■ **Goal of the exercise**
Find how many lines contain "screenshot" and state only that number.

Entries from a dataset

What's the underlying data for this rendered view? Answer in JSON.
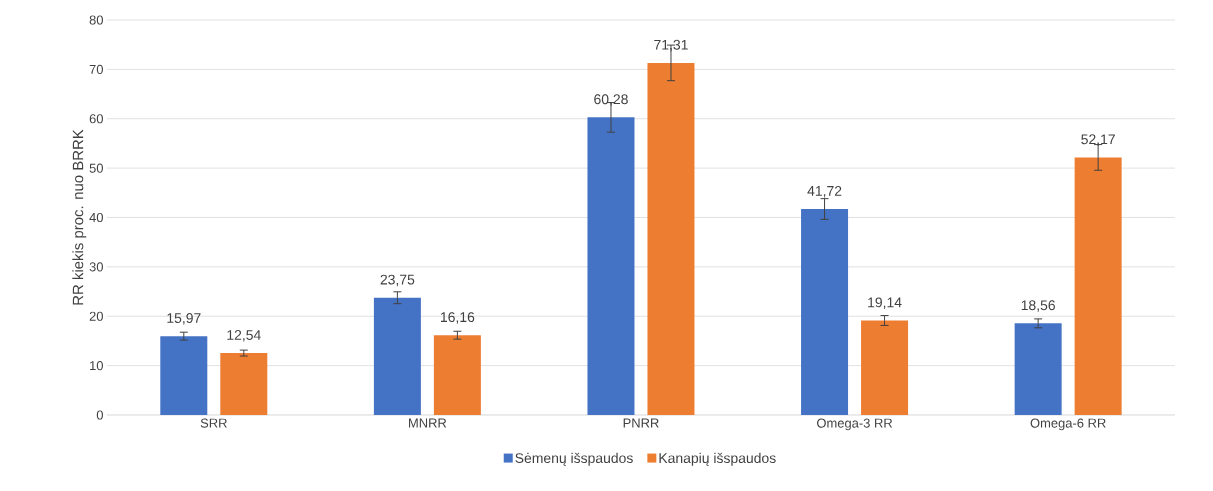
{
  "chart_data": {
    "type": "bar",
    "ylabel": "RR kiekis proc. nuo BRRK",
    "categories": [
      "SRR",
      "MNRR",
      "PNRR",
      "Omega-3 RR",
      "Omega-6 RR"
    ],
    "series": [
      {
        "name": "Sėmenų išspaudos",
        "color": "#4472c4",
        "values": [
          15.97,
          23.75,
          60.28,
          41.72,
          18.56
        ],
        "value_labels": [
          "15,97",
          "23,75",
          "60,28",
          "41,72",
          "18,56"
        ],
        "errors": [
          0.8,
          1.2,
          3.0,
          2.1,
          0.9
        ]
      },
      {
        "name": "Kanapių išspaudos",
        "color": "#ed7d31",
        "values": [
          12.54,
          16.16,
          71.31,
          19.14,
          52.17
        ],
        "value_labels": [
          "12,54",
          "16,16",
          "71,31",
          "19,14",
          "52,17"
        ],
        "errors": [
          0.6,
          0.8,
          3.6,
          1.0,
          2.6
        ]
      }
    ],
    "ylim": [
      0,
      80
    ],
    "yticks": [
      0,
      10,
      20,
      30,
      40,
      50,
      60,
      70,
      80
    ],
    "grid": "y",
    "legend": "bottom"
  }
}
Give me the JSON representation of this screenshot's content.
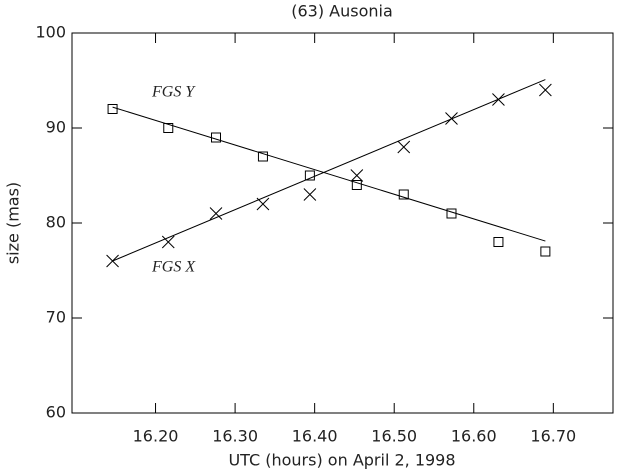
{
  "chart_data": {
    "type": "scatter",
    "title": "(63) Ausonia",
    "x_label": "UTC (hours) on April 2, 1998",
    "y_label": "size (mas)",
    "xlim": [
      16.095,
      16.775
    ],
    "ylim": [
      60,
      100
    ],
    "xticks": [
      {
        "value": 16.2,
        "label": "16.20"
      },
      {
        "value": 16.3,
        "label": "16.30"
      },
      {
        "value": 16.4,
        "label": "16.40"
      },
      {
        "value": 16.5,
        "label": "16.50"
      },
      {
        "value": 16.6,
        "label": "16.60"
      },
      {
        "value": 16.7,
        "label": "16.70"
      }
    ],
    "yticks": [
      60,
      70,
      80,
      90,
      100
    ],
    "series": [
      {
        "name": "FGS Y",
        "marker": "square",
        "color": "#000000",
        "x": [
          16.146,
          16.216,
          16.276,
          16.335,
          16.394,
          16.453,
          16.512,
          16.572,
          16.631,
          16.69
        ],
        "values": [
          92,
          90,
          89,
          87,
          85,
          84,
          83,
          81,
          78,
          77
        ]
      },
      {
        "name": "FGS X",
        "marker": "x",
        "color": "#000000",
        "x": [
          16.146,
          16.216,
          16.276,
          16.335,
          16.394,
          16.453,
          16.512,
          16.572,
          16.631,
          16.69
        ],
        "values": [
          76,
          78,
          81,
          82,
          83,
          85,
          88,
          91,
          93,
          94
        ]
      },
      {
        "marker": "line",
        "color": "#000000",
        "x": [
          16.146,
          16.69
        ],
        "values": [
          92.2,
          78.1
        ]
      },
      {
        "marker": "line",
        "color": "#000000",
        "x": [
          16.146,
          16.69
        ],
        "values": [
          76.0,
          95.1
        ]
      }
    ]
  }
}
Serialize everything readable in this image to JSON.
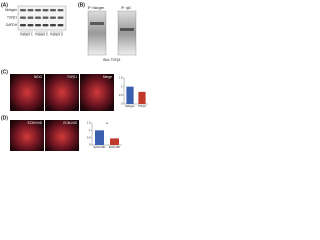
{
  "panels": [
    {
      "label": "(A)",
      "rows": [
        "Nidogen",
        "TGFβ1",
        "GAPDH"
      ],
      "groups": [
        "Patient 1",
        "Patient 2",
        "Patient 3"
      ]
    },
    {
      "label": "(B)",
      "lanes": [
        "IP: Nidogen",
        "IP: IgG"
      ],
      "blot": "Blot: TGFβ1"
    },
    {
      "label": "(C)",
      "images": [
        "NIDG",
        "TGFβ1",
        "Merge"
      ]
    },
    {
      "label": "(D)",
      "images": [
        "ECM+NID",
        "ECM-NID"
      ]
    }
  ],
  "chart_data": [
    {
      "type": "bar",
      "categories": [
        "Nidogen",
        "TGFβ1"
      ],
      "values": [
        1.0,
        0.7
      ],
      "colors": [
        "#3a5fb0",
        "#c0392b"
      ],
      "ylim": [
        0,
        1.5
      ],
      "yticks": [
        0,
        0.5,
        1,
        1.5
      ]
    },
    {
      "type": "bar",
      "categories": [
        "ECM+NID",
        "ECM-NID"
      ],
      "values": [
        1.0,
        0.45
      ],
      "colors": [
        "#3a5fb0",
        "#c0392b"
      ],
      "ylim": [
        0,
        1.5
      ],
      "yticks": [
        0,
        0.5,
        1,
        1.5
      ],
      "annotation": "**"
    }
  ]
}
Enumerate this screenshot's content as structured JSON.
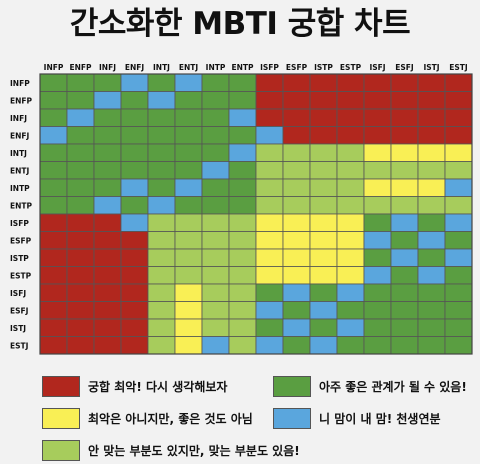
{
  "title": "간소화한 MBTI 궁합 차트",
  "colors": {
    "R": "#b1271e",
    "G": "#5a9e41",
    "B": "#5aa6dd",
    "L": "#a7cc5c",
    "Y": "#f9ef55"
  },
  "chart_data": {
    "type": "heatmap",
    "title": "간소화한 MBTI 궁합 차트",
    "columns": [
      "INFP",
      "ENFP",
      "INFJ",
      "ENFJ",
      "INTJ",
      "ENTJ",
      "INTP",
      "ENTP",
      "ISFP",
      "ESFP",
      "ISTP",
      "ESTP",
      "ISFJ",
      "ESFJ",
      "ISTJ",
      "ESTJ"
    ],
    "rows": [
      "INFP",
      "ENFP",
      "INFJ",
      "ENFJ",
      "INTJ",
      "ENTJ",
      "INTP",
      "ENTP",
      "ISFP",
      "ESFP",
      "ISTP",
      "ESTP",
      "ISFJ",
      "ESFJ",
      "ISTJ",
      "ESTJ"
    ],
    "categories": {
      "R": "궁합 최악! 다시 생각해보자",
      "G": "아주 좋은 관계가 될 수 있음!",
      "Y": "최악은 아니지만, 좋은 것도 아님",
      "B": "니 맘이 내 맘! 천생연분",
      "L": "안 맞는 부분도 있지만, 맞는 부분도 있음!"
    },
    "grid": [
      "GGGBGBGGRRRRRRRR",
      "GGBGBGGGRRRRRRRR",
      "GBGGGGGBRRRRRRRR",
      "BGGGGGGGBRRRRRRR",
      "GGGGGGGBLLLLYYYY",
      "GGGGGGBGLLLLLLLL",
      "GGGBGBGGLLLLYYYB",
      "GGBGBGGGLLLLLLLL",
      "RRRBLLLLYYYYGBGB",
      "RRRRLLLLYYYYBGBG",
      "RRRRLLLLYYYYGBGB",
      "RRRRLLLLYYYYBGBG",
      "RRRRLYLLGBGBGGGG",
      "RRRRLYLLBGBGGGGG",
      "RRRRLYLLGBGBGGGG",
      "RRRRLYBLBGBGGGGG"
    ]
  },
  "legend": [
    {
      "key": "R",
      "label": "궁합 최악! 다시 생각해보자"
    },
    {
      "key": "G",
      "label": "아주 좋은 관계가 될 수 있음!"
    },
    {
      "key": "Y",
      "label": "최악은 아니지만, 좋은 것도 아님"
    },
    {
      "key": "B",
      "label": "니 맘이 내 맘! 천생연분"
    },
    {
      "key": "L",
      "label": "안 맞는 부분도 있지만, 맞는 부분도 있음!"
    }
  ]
}
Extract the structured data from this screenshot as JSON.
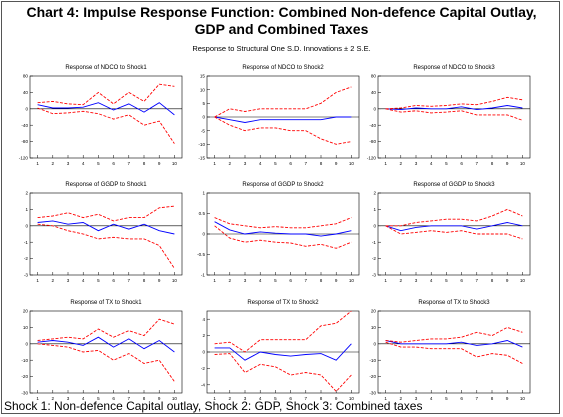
{
  "title_line1": "Chart 4: Impulse Response Function: Combined Non-defence Capital Outlay,",
  "title_line2": "GDP and Combined Taxes",
  "subtitle": "Response to Structural One S.D. Innovations ± 2 S.E.",
  "footer": "Shock 1: Non-defence Capital outlay, Shock 2: GDP, Shock 3: Combined taxes",
  "colors": {
    "response": "#0000ff",
    "band": "#ff0000",
    "zero": "#000000"
  },
  "chart_data": [
    {
      "type": "line",
      "title": "Response of NDCO to Shock1",
      "x": [
        1,
        2,
        3,
        4,
        5,
        6,
        7,
        8,
        9,
        10
      ],
      "ylim": [
        -120,
        80
      ],
      "yticks": [
        80,
        40,
        0,
        -40,
        -80,
        -120
      ],
      "series": [
        {
          "values": [
            10,
            2,
            2,
            4,
            15,
            -3,
            12,
            -8,
            15,
            -15
          ]
        },
        {
          "values": [
            15,
            18,
            12,
            10,
            40,
            12,
            40,
            18,
            60,
            55
          ]
        },
        {
          "values": [
            2,
            -12,
            -10,
            -6,
            -12,
            -25,
            -15,
            -40,
            -30,
            -85
          ]
        }
      ]
    },
    {
      "type": "line",
      "title": "Response of NDCO to Shock2",
      "x": [
        1,
        2,
        3,
        4,
        5,
        6,
        7,
        8,
        9,
        10
      ],
      "ylim": [
        -15,
        15
      ],
      "yticks": [
        15,
        10,
        5,
        0,
        -5,
        -10,
        -15
      ],
      "series": [
        {
          "values": [
            0,
            -1,
            -2,
            -1,
            -1,
            -1,
            -1,
            -1,
            0,
            0
          ]
        },
        {
          "values": [
            0,
            3,
            2,
            3,
            3,
            3,
            3,
            5,
            9,
            11
          ]
        },
        {
          "values": [
            0,
            -3,
            -5,
            -4,
            -4,
            -5,
            -5,
            -8,
            -10,
            -9
          ]
        }
      ]
    },
    {
      "type": "line",
      "title": "Response of NDCO to Shock3",
      "x": [
        1,
        2,
        3,
        4,
        5,
        6,
        7,
        8,
        9,
        10
      ],
      "ylim": [
        -120,
        80
      ],
      "yticks": [
        80,
        40,
        0,
        -40,
        -80,
        -120
      ],
      "series": [
        {
          "values": [
            0,
            -2,
            2,
            0,
            0,
            5,
            -2,
            2,
            8,
            2
          ]
        },
        {
          "values": [
            0,
            2,
            8,
            6,
            8,
            12,
            10,
            18,
            28,
            22
          ]
        },
        {
          "values": [
            0,
            -8,
            -5,
            -10,
            -8,
            -5,
            -15,
            -15,
            -15,
            -28
          ]
        }
      ]
    },
    {
      "type": "line",
      "title": "Response of GGDP to Shock1",
      "x": [
        1,
        2,
        3,
        4,
        5,
        6,
        7,
        8,
        9,
        10
      ],
      "ylim": [
        -3,
        2
      ],
      "yticks": [
        2,
        1,
        0,
        -1,
        -2,
        -3
      ],
      "series": [
        {
          "values": [
            0.2,
            0.3,
            0.1,
            0.2,
            -0.3,
            0.1,
            -0.2,
            0.1,
            -0.3,
            -0.5
          ]
        },
        {
          "values": [
            0.5,
            0.6,
            0.8,
            0.5,
            0.7,
            0.3,
            0.5,
            0.5,
            1.1,
            1.2
          ]
        },
        {
          "values": [
            0.1,
            0.0,
            -0.3,
            -0.5,
            -0.8,
            -0.7,
            -0.8,
            -0.8,
            -1.2,
            -2.6
          ]
        }
      ]
    },
    {
      "type": "line",
      "title": "Response of GGDP to Shock2",
      "x": [
        1,
        2,
        3,
        4,
        5,
        6,
        7,
        8,
        9,
        10
      ],
      "ylim": [
        -1.0,
        1.0
      ],
      "yticks": [
        1.0,
        0.5,
        0.0,
        -0.5,
        -1.0
      ],
      "series": [
        {
          "values": [
            0.3,
            0.1,
            0.0,
            0.05,
            0.02,
            0.0,
            0.0,
            -0.05,
            0.0,
            0.08
          ]
        },
        {
          "values": [
            0.4,
            0.25,
            0.2,
            0.15,
            0.18,
            0.15,
            0.15,
            0.2,
            0.25,
            0.4
          ]
        },
        {
          "values": [
            0.2,
            -0.1,
            -0.2,
            -0.15,
            -0.2,
            -0.22,
            -0.3,
            -0.25,
            -0.35,
            -0.2
          ]
        }
      ]
    },
    {
      "type": "line",
      "title": "Response of GGDP to Shock3",
      "x": [
        1,
        2,
        3,
        4,
        5,
        6,
        7,
        8,
        9,
        10
      ],
      "ylim": [
        -3,
        2
      ],
      "yticks": [
        2,
        1,
        0,
        -1,
        -2,
        -3
      ],
      "series": [
        {
          "values": [
            0,
            -0.3,
            -0.1,
            0.0,
            0.0,
            0.0,
            -0.2,
            0.0,
            0.2,
            0.0
          ]
        },
        {
          "values": [
            0,
            0.0,
            0.2,
            0.3,
            0.4,
            0.4,
            0.3,
            0.6,
            1.0,
            0.6
          ]
        },
        {
          "values": [
            0,
            -0.5,
            -0.4,
            -0.3,
            -0.4,
            -0.3,
            -0.5,
            -0.5,
            -0.5,
            -0.8
          ]
        }
      ]
    },
    {
      "type": "line",
      "title": "Response of TX to Shock1",
      "x": [
        1,
        2,
        3,
        4,
        5,
        6,
        7,
        8,
        9,
        10
      ],
      "ylim": [
        -30,
        20
      ],
      "yticks": [
        20,
        10,
        0,
        -10,
        -20,
        -30
      ],
      "series": [
        {
          "values": [
            1,
            2,
            1,
            -1,
            4,
            -2,
            3,
            -3,
            2,
            -5
          ]
        },
        {
          "values": [
            2,
            3,
            4,
            3,
            9,
            4,
            8,
            5,
            15,
            12
          ]
        },
        {
          "values": [
            0,
            -1,
            -2,
            -5,
            -4,
            -10,
            -6,
            -12,
            -10,
            -23
          ]
        }
      ]
    },
    {
      "type": "line",
      "title": "Response of TX to Shock2",
      "x": [
        1,
        2,
        3,
        4,
        5,
        6,
        7,
        8,
        9,
        10
      ],
      "ylim": [
        -5,
        5
      ],
      "yticks": [
        4,
        2,
        0,
        -2,
        -4
      ],
      "series": [
        {
          "values": [
            0.5,
            0.5,
            -1,
            0,
            -0.3,
            -0.5,
            -0.3,
            -0.2,
            -1,
            1
          ]
        },
        {
          "values": [
            1,
            1.2,
            0,
            1.5,
            1.5,
            1.5,
            1.5,
            3.2,
            3.5,
            5
          ]
        },
        {
          "values": [
            -0.3,
            -0.2,
            -2.5,
            -1.5,
            -1.8,
            -2.8,
            -2.5,
            -2.8,
            -4.8,
            -2.8
          ]
        }
      ]
    },
    {
      "type": "line",
      "title": "Response of TX to Shock3",
      "x": [
        1,
        2,
        3,
        4,
        5,
        6,
        7,
        8,
        9,
        10
      ],
      "ylim": [
        -30,
        20
      ],
      "yticks": [
        20,
        10,
        0,
        -10,
        -20,
        -30
      ],
      "series": [
        {
          "values": [
            2,
            0,
            0,
            0,
            0,
            1,
            -1,
            0,
            2,
            -2
          ]
        },
        {
          "values": [
            2,
            1,
            2,
            3,
            3,
            4,
            7,
            5,
            10,
            7
          ]
        },
        {
          "values": [
            1,
            -2,
            -2,
            -3,
            -3,
            -3,
            -8,
            -6,
            -7,
            -12
          ]
        }
      ]
    }
  ]
}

■ **Task result**
3